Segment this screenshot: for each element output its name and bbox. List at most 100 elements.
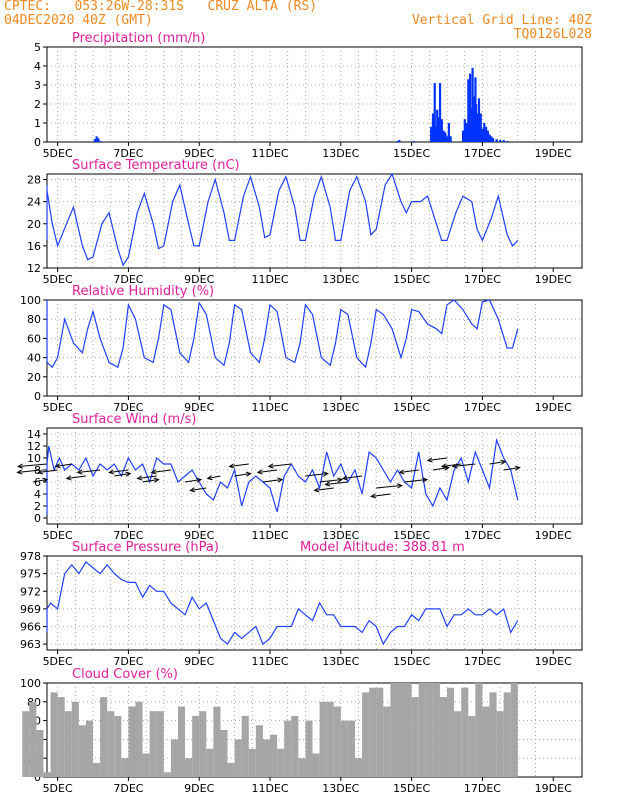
x-tick-label: 17DEC <box>464 273 501 286</box>
wind-arrow-head <box>153 477 160 483</box>
y-tick-label: 0 <box>34 136 41 149</box>
cloud-bar <box>170 739 178 777</box>
cloud-bar <box>383 706 391 777</box>
x-tick-label: 19DEC <box>535 655 572 668</box>
wind-arrow <box>17 469 40 473</box>
precip-bar <box>476 113 479 142</box>
wind-arrow-head <box>341 475 348 481</box>
precip-bar <box>477 98 481 142</box>
cloud-bar <box>418 683 426 777</box>
cloud-bar <box>241 715 249 777</box>
x-tick-label: 9DEC <box>184 655 214 668</box>
y-tick-label: 0 <box>34 771 41 784</box>
wind-arrow-head <box>451 463 458 469</box>
cloud-bar <box>121 758 129 777</box>
wind-arrow <box>342 475 363 479</box>
wind-arrow-head <box>228 463 235 469</box>
plot-frame <box>46 299 583 397</box>
wind-arrow <box>427 457 448 461</box>
precip-bar <box>499 140 502 142</box>
wind-arrow-head <box>54 463 61 469</box>
cloud-bar <box>489 692 497 777</box>
cloud-bar <box>425 683 433 777</box>
precip-bar <box>95 136 98 142</box>
chart-header: CPTEC: 053:26W-28:31S CRUZ ALTA (RS) 04D… <box>0 0 618 48</box>
cloud-bar <box>482 706 490 777</box>
cloud-bar <box>312 753 320 777</box>
cloud-bar <box>36 730 44 777</box>
x-tick-label: 15DEC <box>393 529 430 542</box>
cloud-bar <box>220 730 228 777</box>
x-tick-label: 5DEC <box>43 273 73 286</box>
wind-arrow <box>376 485 402 489</box>
x-tick-label: 9DEC <box>184 147 214 160</box>
cloud-bar <box>255 725 263 777</box>
cloud-bar <box>248 748 256 777</box>
cloud-bar <box>85 720 94 777</box>
cloud-bar <box>439 697 448 777</box>
precip-bar <box>486 130 489 142</box>
y-tick-label: 20 <box>27 218 41 231</box>
wind-arrow-head <box>337 477 344 483</box>
y-tick-label: 975 <box>20 568 41 581</box>
x-tick-label: 7DEC <box>113 655 143 668</box>
cloud-bar <box>199 711 207 777</box>
y-tick-label: 20 <box>27 371 41 384</box>
precip-bar <box>442 130 445 142</box>
y-tick-label: 4 <box>34 488 41 501</box>
x-tick-label: 15DEC <box>393 147 430 160</box>
cloud-bar <box>496 711 504 777</box>
cloud-bar <box>163 772 171 777</box>
y-tick-label: 40 <box>27 352 41 365</box>
wind-arrow-head <box>313 487 320 493</box>
x-tick-label: 15DEC <box>393 782 430 795</box>
y-tick-label: 963 <box>20 638 41 651</box>
series-line <box>46 560 519 646</box>
cloud-bar <box>503 692 511 777</box>
precip-bar <box>430 126 433 142</box>
x-tick-label: 17DEC <box>464 147 501 160</box>
x-tick-label: 15DEC <box>393 655 430 668</box>
cloud-bar <box>227 762 235 777</box>
x-tick-label: 11DEC <box>251 401 288 414</box>
series-line <box>46 437 519 515</box>
wind-arrow <box>399 469 419 473</box>
panel-0: 0 1 2 3 4 5 5DEC 7DEC 9DEC 11DEC 13DEC 15DEC 17DEC 19… <box>34 31 583 160</box>
wind-arrow-head <box>136 475 143 481</box>
cloud-bar <box>29 701 37 777</box>
cloud-bar <box>347 720 355 777</box>
y-tick-label: 12 <box>27 262 41 275</box>
cloud-bar <box>135 701 143 777</box>
panel-title: Cloud Cover (%) <box>72 667 178 682</box>
precip-bar <box>431 113 435 142</box>
x-tick-label: 7DEC <box>113 147 143 160</box>
precip-bar <box>99 141 102 142</box>
x-tick-label: 19DEC <box>535 782 572 795</box>
cloud-bar <box>206 748 214 777</box>
wind-arrow-head <box>277 477 284 483</box>
y-tick-label: 100 <box>20 294 41 307</box>
panel-title: Surface Wind (m/s) <box>72 412 196 427</box>
header-model-id: TQ0126L028 <box>513 27 592 42</box>
precip-bar <box>488 134 491 142</box>
cloud-bar <box>362 692 370 777</box>
wind-arrow <box>190 487 207 491</box>
wind-arrow <box>18 463 48 467</box>
y-tick-label: 966 <box>20 621 41 634</box>
wind-arrow-head <box>256 469 263 475</box>
y-tick-label: 5 <box>34 41 41 54</box>
precip-bar <box>465 123 468 142</box>
panel-4: 963 966 969 972 975 978 5DEC 7DEC 9DEC 11DEC 13DEC… <box>20 540 583 668</box>
cloud-bar <box>411 697 419 777</box>
precip-bar <box>506 141 509 142</box>
y-tick-label: 16 <box>27 240 41 253</box>
wind-arrow-head <box>108 469 115 475</box>
precip-bar <box>479 113 482 142</box>
wind-arrow-head <box>189 487 196 493</box>
panel-title: Surface Pressure (hPa) <box>72 540 219 555</box>
wind-arrow <box>441 463 462 467</box>
x-tick-label: 9DEC <box>184 273 214 286</box>
panel-2: 0 20 40 60 80 100 5DEC 7DEC 9DEC 11DEC 13DEC 15DEC 1… <box>20 284 583 414</box>
wind-arrow <box>114 473 131 477</box>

# # # #

Copy the rows above word for word, leaving out the picture.

Segment this screenshot: for each element output its name and bbox. List at most 100 elements.
x-tick-label: 17DEC <box>464 273 501 286</box>
wind-arrow-head <box>153 477 160 483</box>
y-tick-label: 0 <box>34 136 41 149</box>
cloud-bar <box>170 739 178 777</box>
cloud-bar <box>383 706 391 777</box>
x-tick-label: 19DEC <box>535 655 572 668</box>
wind-arrow <box>17 469 40 473</box>
precip-bar <box>476 113 479 142</box>
wind-arrow-head <box>341 475 348 481</box>
precip-bar <box>477 98 481 142</box>
cloud-bar <box>418 683 426 777</box>
cloud-bar <box>241 715 249 777</box>
x-tick-label: 9DEC <box>184 655 214 668</box>
y-tick-label: 0 <box>34 771 41 784</box>
wind-arrow-head <box>451 463 458 469</box>
cloud-bar <box>121 758 129 777</box>
wind-arrow <box>342 475 363 479</box>
wind-arrow-head <box>228 463 235 469</box>
plot-frame <box>46 299 583 397</box>
wind-arrow <box>427 457 448 461</box>
precip-bar <box>499 140 502 142</box>
wind-arrow-head <box>54 463 61 469</box>
cloud-bar <box>489 692 497 777</box>
cloud-bar <box>425 683 433 777</box>
precip-bar <box>95 136 98 142</box>
chart-header: CPTEC: 053:26W-28:31S CRUZ ALTA (RS) 04D… <box>0 0 618 48</box>
cloud-bar <box>482 706 490 777</box>
cloud-bar <box>312 753 320 777</box>
cloud-bar <box>36 730 44 777</box>
x-tick-label: 15DEC <box>393 529 430 542</box>
cloud-bar <box>220 730 228 777</box>
x-tick-label: 5DEC <box>43 273 73 286</box>
wind-arrow <box>376 485 402 489</box>
x-tick-label: 9DEC <box>184 147 214 160</box>
cloud-bar <box>255 725 263 777</box>
cloud-bar <box>248 748 256 777</box>
cloud-bar <box>85 720 94 777</box>
cloud-bar <box>439 697 448 777</box>
precip-bar <box>486 130 489 142</box>
y-tick-label: 20 <box>27 218 41 231</box>
wind-arrow-head <box>337 477 344 483</box>
y-tick-label: 975 <box>20 568 41 581</box>
x-tick-label: 7DEC <box>113 655 143 668</box>
cloud-bar <box>199 711 207 777</box>
y-tick-label: 20 <box>27 371 41 384</box>
precip-bar <box>442 130 445 142</box>
y-tick-label: 4 <box>34 488 41 501</box>
x-tick-label: 15DEC <box>393 147 430 160</box>
cloud-bar <box>496 711 504 777</box>
cloud-bar <box>163 772 171 777</box>
y-tick-label: 40 <box>27 352 41 365</box>
wind-arrow-head <box>313 487 320 493</box>
x-tick-label: 15DEC <box>393 782 430 795</box>
y-tick-label: 963 <box>20 638 41 651</box>
series-line <box>46 560 519 646</box>
cloud-bar <box>503 692 511 777</box>
precip-bar <box>430 126 433 142</box>
x-tick-label: 17DEC <box>464 147 501 160</box>
x-tick-label: 15DEC <box>393 655 430 668</box>
cloud-bar <box>227 762 235 777</box>
x-tick-label: 11DEC <box>251 401 288 414</box>
series-line <box>46 437 519 515</box>
wind-arrow <box>399 469 419 473</box>
panel-0: 0 1 2 3 4 5 5DEC 7DEC 9DEC 11DEC 13DEC 15DEC 17DEC 19… <box>34 31 583 160</box>
wind-arrow-head <box>136 475 143 481</box>
cloud-bar <box>29 701 37 777</box>
cloud-bar <box>347 720 355 777</box>
y-tick-label: 12 <box>27 262 41 275</box>
cloud-bar <box>135 701 143 777</box>
panel-title: Cloud Cover (%) <box>72 667 178 682</box>
precip-bar <box>431 113 435 142</box>
x-tick-label: 7DEC <box>113 147 143 160</box>
precip-bar <box>99 141 102 142</box>
x-tick-label: 19DEC <box>535 782 572 795</box>
cloud-bar <box>206 748 214 777</box>
wind-arrow-head <box>277 477 284 483</box>
y-tick-label: 100 <box>20 294 41 307</box>
panel-title: Surface Wind (m/s) <box>72 412 196 427</box>
header-model-id: TQ0126L028 <box>513 27 592 42</box>
precip-bar <box>488 134 491 142</box>
cloud-bar <box>362 692 370 777</box>
wind-arrow <box>190 487 207 491</box>
wind-arrow <box>18 463 48 467</box>
y-tick-label: 966 <box>20 621 41 634</box>
wind-arrow-head <box>256 469 263 475</box>
y-tick-label: 5 <box>34 41 41 54</box>
precip-bar <box>465 123 468 142</box>
panel-4: 963 966 969 972 975 978 5DEC 7DEC 9DEC 11DEC 13DEC… <box>20 540 583 668</box>
cloud-bar <box>411 697 419 777</box>
precip-bar <box>506 141 509 142</box>
y-tick-label: 16 <box>27 240 41 253</box>
wind-arrow-head <box>108 469 115 475</box>
precip-bar <box>479 113 482 142</box>
wind-arrow-head <box>189 487 196 493</box>
panel-title: Surface Pressure (hPa) <box>72 540 219 555</box>
wind-arrow <box>441 463 462 467</box>
x-tick-label: 9DEC <box>184 273 214 286</box>
panel-2: 0 20 40 60 80 100 5DEC 7DEC 9DEC 11DEC 13DEC 15DEC 1… <box>20 284 583 414</box>
wind-arrow <box>114 473 131 477</box>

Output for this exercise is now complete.